The request: Print every entry, word for word, and skip the images.

------------------------------------------------

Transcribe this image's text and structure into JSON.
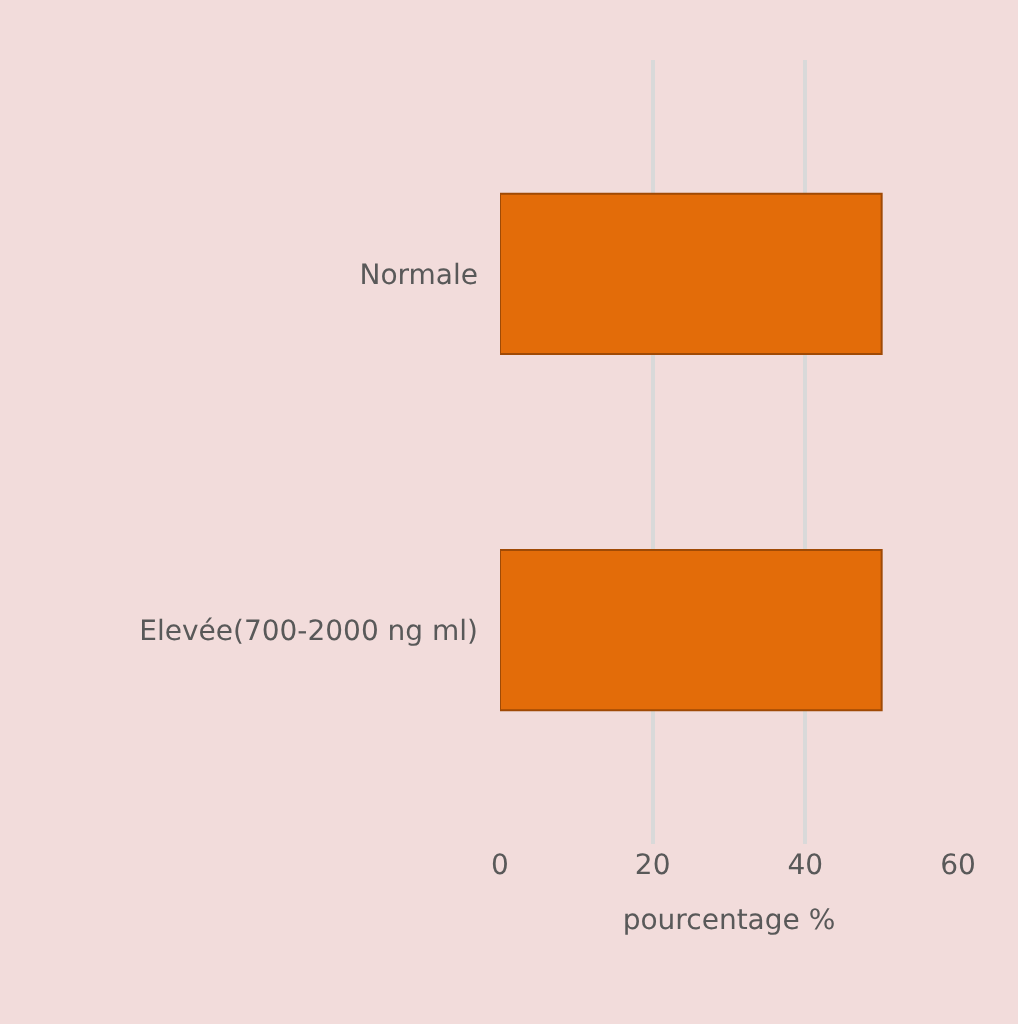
{
  "chart_data": {
    "type": "bar",
    "orientation": "horizontal",
    "categories": [
      "Normale",
      "Elevée(700-2000 ng ml)"
    ],
    "values": [
      50,
      50
    ],
    "color": "#e36c09",
    "xlabel": "pourcentage %",
    "xlim": [
      0,
      60
    ],
    "xticks": [
      0,
      20,
      40,
      60
    ],
    "grid": "x"
  }
}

------------------------------------------------

Output for this task:
Transcribe this image's text and structure into JSON.
{
  "chart_data": {
    "type": "bar",
    "orientation": "horizontal",
    "categories": [
      "Normale",
      "Elevée(700-2000 ng ml)"
    ],
    "values": [
      50,
      50
    ],
    "color": "#e36c09",
    "xlabel": "pourcentage %",
    "xlim": [
      0,
      60
    ],
    "xticks": [
      0,
      20,
      40,
      60
    ],
    "grid": "x"
  }
}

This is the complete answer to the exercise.